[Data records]
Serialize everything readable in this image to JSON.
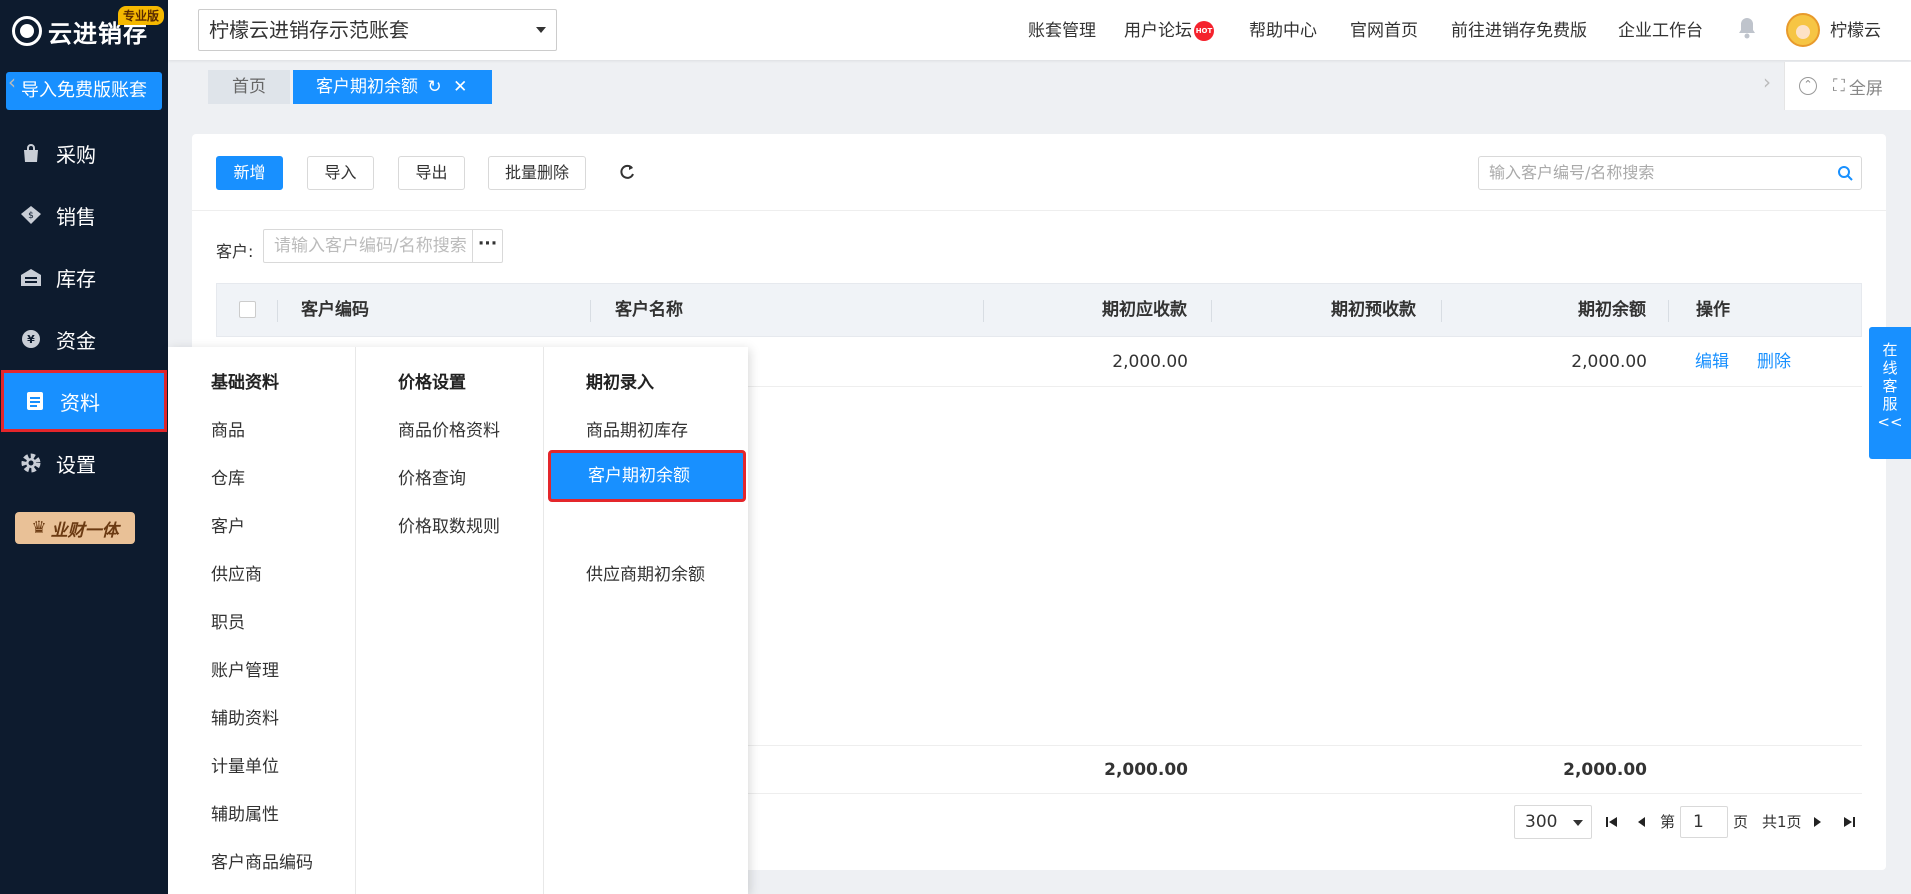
{
  "sidebar": {
    "logo": "云进销存",
    "badge": "专业版",
    "import_free": "导入免费版账套",
    "items": [
      {
        "label": "采购",
        "icon": "shopping-bag-icon"
      },
      {
        "label": "销售",
        "icon": "sales-tag-icon"
      },
      {
        "label": "库存",
        "icon": "warehouse-icon"
      },
      {
        "label": "资金",
        "icon": "yen-coin-icon"
      },
      {
        "label": "资料",
        "icon": "document-icon",
        "active": true
      },
      {
        "label": "设置",
        "icon": "gear-icon"
      }
    ],
    "promo": "业财一体"
  },
  "topbar": {
    "account": "柠檬云进销存示范账套",
    "links": [
      "账套管理",
      "用户论坛",
      "帮助中心",
      "官网首页",
      "前往进销存免费版",
      "企业工作台"
    ],
    "hot": "HOT",
    "username": "柠檬云"
  },
  "tabs": {
    "home": "首页",
    "current": "客户期初余额",
    "fullscreen": "全屏"
  },
  "toolbar": {
    "add": "新增",
    "import": "导入",
    "export": "导出",
    "batch_delete": "批量删除",
    "search_placeholder": "输入客户编号/名称搜索"
  },
  "filter": {
    "customer_label": "客户:",
    "customer_placeholder": "请输入客户编码/名称搜索",
    "more": "···"
  },
  "table": {
    "headers": [
      "客户编码",
      "客户名称",
      "期初应收款",
      "期初预收款",
      "期初余额",
      "操作"
    ],
    "rows": [
      {
        "code": "",
        "name": "",
        "receivable": "2,000.00",
        "prepaid": "",
        "balance": "2,000.00",
        "edit": "编辑",
        "delete": "删除"
      }
    ],
    "footer": {
      "receivable": "2,000.00",
      "balance": "2,000.00"
    }
  },
  "pagination": {
    "page_size": "300",
    "page_prefix": "第",
    "page": "1",
    "page_suffix": "页",
    "total": "共1页"
  },
  "menu": {
    "columns": [
      {
        "title": "基础资料",
        "items": [
          "商品",
          "仓库",
          "客户",
          "供应商",
          "职员",
          "账户管理",
          "辅助资料",
          "计量单位",
          "辅助属性",
          "客户商品编码"
        ]
      },
      {
        "title": "价格设置",
        "items": [
          "商品价格资料",
          "价格查询",
          "价格取数规则"
        ]
      },
      {
        "title": "期初录入",
        "items": [
          "商品期初库存",
          "客户期初余额",
          "供应商期初余额"
        ]
      }
    ]
  },
  "service": {
    "lines": [
      "在",
      "线",
      "客",
      "服",
      "<<"
    ]
  }
}
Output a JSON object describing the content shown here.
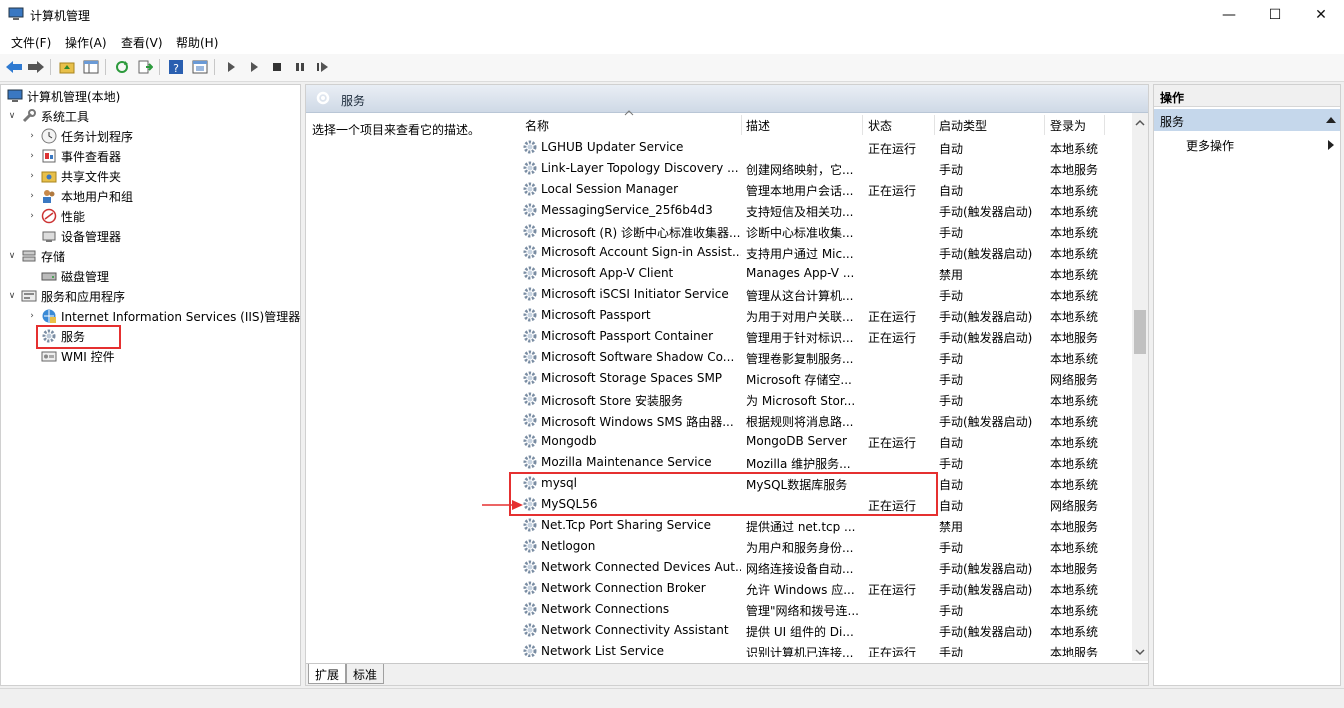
{
  "window": {
    "title": "计算机管理"
  },
  "window_buttons": {
    "minimize": "—",
    "maximize": "☐",
    "close": "✕"
  },
  "menu": [
    "文件(F)",
    "操作(A)",
    "查看(V)",
    "帮助(H)"
  ],
  "tree": [
    {
      "label": "计算机管理(本地)",
      "icon": "computer-icon",
      "level": 0,
      "arrow": ""
    },
    {
      "label": "系统工具",
      "icon": "tools-icon",
      "level": 1,
      "arrow": "v"
    },
    {
      "label": "任务计划程序",
      "icon": "clock-icon",
      "level": 2,
      "arrow": ">"
    },
    {
      "label": "事件查看器",
      "icon": "event-viewer-icon",
      "level": 2,
      "arrow": ">"
    },
    {
      "label": "共享文件夹",
      "icon": "shared-folder-icon",
      "level": 2,
      "arrow": ">"
    },
    {
      "label": "本地用户和组",
      "icon": "users-icon",
      "level": 2,
      "arrow": ">"
    },
    {
      "label": "性能",
      "icon": "performance-icon",
      "level": 2,
      "arrow": ">"
    },
    {
      "label": "设备管理器",
      "icon": "device-manager-icon",
      "level": 2,
      "arrow": ""
    },
    {
      "label": "存储",
      "icon": "storage-icon",
      "level": 1,
      "arrow": "v"
    },
    {
      "label": "磁盘管理",
      "icon": "disk-icon",
      "level": 2,
      "arrow": ""
    },
    {
      "label": "服务和应用程序",
      "icon": "services-apps-icon",
      "level": 1,
      "arrow": "v"
    },
    {
      "label": "Internet Information Services (IIS)管理器",
      "icon": "iis-icon",
      "level": 2,
      "arrow": ">"
    },
    {
      "label": "服务",
      "icon": "gear-icon",
      "level": 2,
      "arrow": ""
    },
    {
      "label": "WMI 控件",
      "icon": "wmi-icon",
      "level": 2,
      "arrow": ""
    }
  ],
  "center": {
    "header": "服务",
    "description": "选择一个项目来查看它的描述。",
    "columns": {
      "name": "名称",
      "desc": "描述",
      "state": "状态",
      "start": "启动类型",
      "logon": "登录为"
    },
    "rows": [
      {
        "name": "LGHUB Updater Service",
        "desc": "",
        "state": "正在运行",
        "start": "自动",
        "logon": "本地系统"
      },
      {
        "name": "Link-Layer Topology Discovery ...",
        "desc": "创建网络映射，它...",
        "state": "",
        "start": "手动",
        "logon": "本地服务"
      },
      {
        "name": "Local Session Manager",
        "desc": "管理本地用户会话...",
        "state": "正在运行",
        "start": "自动",
        "logon": "本地系统"
      },
      {
        "name": "MessagingService_25f6b4d3",
        "desc": "支持短信及相关功...",
        "state": "",
        "start": "手动(触发器启动)",
        "logon": "本地系统"
      },
      {
        "name": "Microsoft (R) 诊断中心标准收集器...",
        "desc": "诊断中心标准收集...",
        "state": "",
        "start": "手动",
        "logon": "本地系统"
      },
      {
        "name": "Microsoft Account Sign-in Assist...",
        "desc": "支持用户通过 Mic...",
        "state": "",
        "start": "手动(触发器启动)",
        "logon": "本地系统"
      },
      {
        "name": "Microsoft App-V Client",
        "desc": "Manages App-V ...",
        "state": "",
        "start": "禁用",
        "logon": "本地系统"
      },
      {
        "name": "Microsoft iSCSI Initiator Service",
        "desc": "管理从这台计算机...",
        "state": "",
        "start": "手动",
        "logon": "本地系统"
      },
      {
        "name": "Microsoft Passport",
        "desc": "为用于对用户关联...",
        "state": "正在运行",
        "start": "手动(触发器启动)",
        "logon": "本地系统"
      },
      {
        "name": "Microsoft Passport Container",
        "desc": "管理用于针对标识...",
        "state": "正在运行",
        "start": "手动(触发器启动)",
        "logon": "本地服务"
      },
      {
        "name": "Microsoft Software Shadow Co...",
        "desc": "管理卷影复制服务...",
        "state": "",
        "start": "手动",
        "logon": "本地系统"
      },
      {
        "name": "Microsoft Storage Spaces SMP",
        "desc": "Microsoft 存储空...",
        "state": "",
        "start": "手动",
        "logon": "网络服务"
      },
      {
        "name": "Microsoft Store 安装服务",
        "desc": "为 Microsoft Stor...",
        "state": "",
        "start": "手动",
        "logon": "本地系统"
      },
      {
        "name": "Microsoft Windows SMS 路由器...",
        "desc": "根据规则将消息路...",
        "state": "",
        "start": "手动(触发器启动)",
        "logon": "本地系统"
      },
      {
        "name": "Mongodb",
        "desc": "MongoDB Server",
        "state": "正在运行",
        "start": "自动",
        "logon": "本地系统"
      },
      {
        "name": "Mozilla Maintenance Service",
        "desc": "Mozilla 维护服务...",
        "state": "",
        "start": "手动",
        "logon": "本地系统"
      },
      {
        "name": "mysql",
        "desc": "MySQL数据库服务",
        "state": "",
        "start": "自动",
        "logon": "本地系统"
      },
      {
        "name": "MySQL56",
        "desc": "",
        "state": "正在运行",
        "start": "自动",
        "logon": "网络服务"
      },
      {
        "name": "Net.Tcp Port Sharing Service",
        "desc": "提供通过 net.tcp ...",
        "state": "",
        "start": "禁用",
        "logon": "本地服务"
      },
      {
        "name": "Netlogon",
        "desc": "为用户和服务身份...",
        "state": "",
        "start": "手动",
        "logon": "本地系统"
      },
      {
        "name": "Network Connected Devices Aut...",
        "desc": "网络连接设备自动...",
        "state": "",
        "start": "手动(触发器启动)",
        "logon": "本地服务"
      },
      {
        "name": "Network Connection Broker",
        "desc": "允许 Windows 应...",
        "state": "正在运行",
        "start": "手动(触发器启动)",
        "logon": "本地系统"
      },
      {
        "name": "Network Connections",
        "desc": "管理\"网络和拨号连...",
        "state": "",
        "start": "手动",
        "logon": "本地系统"
      },
      {
        "name": "Network Connectivity Assistant",
        "desc": "提供 UI 组件的 Di...",
        "state": "",
        "start": "手动(触发器启动)",
        "logon": "本地系统"
      },
      {
        "name": "Network List Service",
        "desc": "识别计算机已连接...",
        "state": "正在运行",
        "start": "手动",
        "logon": "本地服务"
      }
    ]
  },
  "tabs": [
    "扩展",
    "标准"
  ],
  "actions": {
    "header": "操作",
    "group": "服务",
    "more": "更多操作"
  },
  "colors": {
    "highlight_box": "#e53030",
    "actions_group_bg": "#c5d7eb"
  }
}
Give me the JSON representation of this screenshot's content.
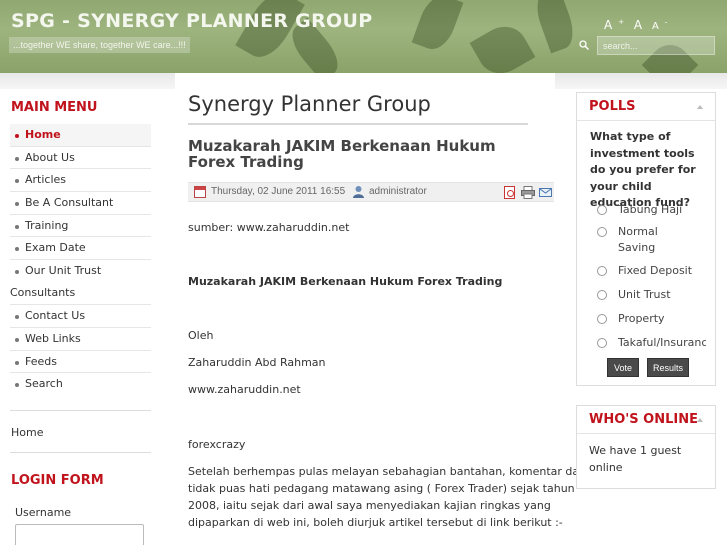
{
  "header": {
    "site_title": "SPG - SYNERGY PLANNER GROUP",
    "tagline": "...together WE share, together WE care...!!!",
    "font_tools": {
      "larger": "A",
      "larger_sup": "+",
      "reset": "A",
      "smaller": "A",
      "smaller_sup": "-"
    },
    "search_placeholder": "search..."
  },
  "left": {
    "main_menu_title": "MAIN MENU",
    "menu": [
      "Home",
      "About Us",
      "Articles",
      "Be A Consultant",
      "Training",
      "Exam Date",
      "Our Unit Trust",
      "Contact Us",
      "Web Links",
      "Feeds",
      "Search"
    ],
    "menu_wrap_second": "Consultants",
    "home_link": "Home",
    "login_title": "LOGIN FORM",
    "username_label": "Username"
  },
  "main": {
    "page_title": "Synergy Planner Group",
    "article_title": "Muzakarah JAKIM Berkenaan Hukum Forex Trading",
    "date": "Thursday, 02 June 2011 16:55",
    "author": "administrator",
    "body": [
      "sumber: www.zaharuddin.net",
      "Muzakarah JAKIM Berkenaan Hukum Forex Trading",
      "Oleh",
      "Zaharuddin Abd Rahman",
      "www.zaharuddin.net",
      "forexcrazy",
      "Setelah berhempas pulas melayan sebahagian bantahan, komentar dan",
      "tidak puas hati pedagang matawang asing ( Forex Trader) sejak tahun",
      "2008, iaitu sejak dari awal saya menyediakan kajian ringkas yang",
      "dipaparkan di web ini, boleh diurjuk artikel tersebut di link berikut :-"
    ]
  },
  "right": {
    "polls_title": "POLLS",
    "poll_question": "What type of investment tools do you prefer for your child education fund?",
    "poll_options": [
      "Tabung Haji",
      "Normal Saving Account",
      "Fixed Deposit",
      "Unit Trust",
      "Property",
      "Takaful/Insurance"
    ],
    "vote_label": "Vote",
    "results_label": "Results",
    "online_title": "WHO'S ONLINE",
    "online_text": "We have 1 guest online"
  },
  "colors": {
    "accent": "#c0131c",
    "header_bg": "#9eb47f"
  }
}
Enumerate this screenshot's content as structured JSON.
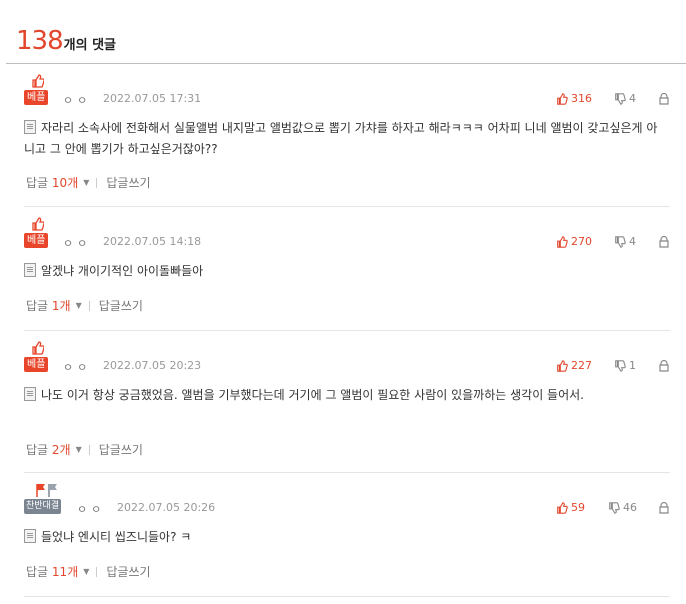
{
  "header": {
    "count": "138",
    "suffix": "개의 댓글"
  },
  "comments": [
    {
      "badge": "베플",
      "nickname": "ㅇㅇ",
      "date": "2022.07.05 17:31",
      "likes": "316",
      "dislikes": "4",
      "body": "자라리 소속사에 전화해서 실물앨범 내지말고 앨범값으로 뽑기 가챠를 하자고 해라ㅋㅋㅋ 어차피 니네 앨범이 갖고싶은게 아니고 그 안에 뽑기가 하고싶은거잖아??",
      "reply_label": "답글",
      "reply_count": "10개",
      "write_reply": "답글쓰기"
    },
    {
      "badge": "베플",
      "nickname": "ㅇㅇ",
      "date": "2022.07.05 14:18",
      "likes": "270",
      "dislikes": "4",
      "body": "알겠냐 개이기적인 아이돌빠들아",
      "reply_label": "답글",
      "reply_count": "1개",
      "write_reply": "답글쓰기"
    },
    {
      "badge": "베플",
      "nickname": "ㅇㅇ",
      "date": "2022.07.05 20:23",
      "likes": "227",
      "dislikes": "1",
      "body": "나도 이거 항상 궁금했었음. 앨범을 기부했다는데 거기에 그 앨범이 필요한 사람이 있을까하는 생각이 들어서.",
      "reply_label": "답글",
      "reply_count": "2개",
      "write_reply": "답글쓰기"
    },
    {
      "badge": "찬반대결",
      "nickname": "ㅇㅇ",
      "date": "2022.07.05 20:26",
      "likes": "59",
      "dislikes": "46",
      "body": "들었냐 엔시티 씹즈니들아? ㅋ",
      "reply_label": "답글",
      "reply_count": "11개",
      "write_reply": "답글쓰기"
    }
  ],
  "colors": {
    "accent": "#e2462d",
    "badge_best": "#e8452a",
    "badge_versus": "#7b8591"
  }
}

■ Work to complete
Every line of the listing that holds "screenshot" should be found and copied.

■ Result of this exercise
Give me the JSON representation of this screenshot's content.
Enumerate this screenshot's content as structured JSON.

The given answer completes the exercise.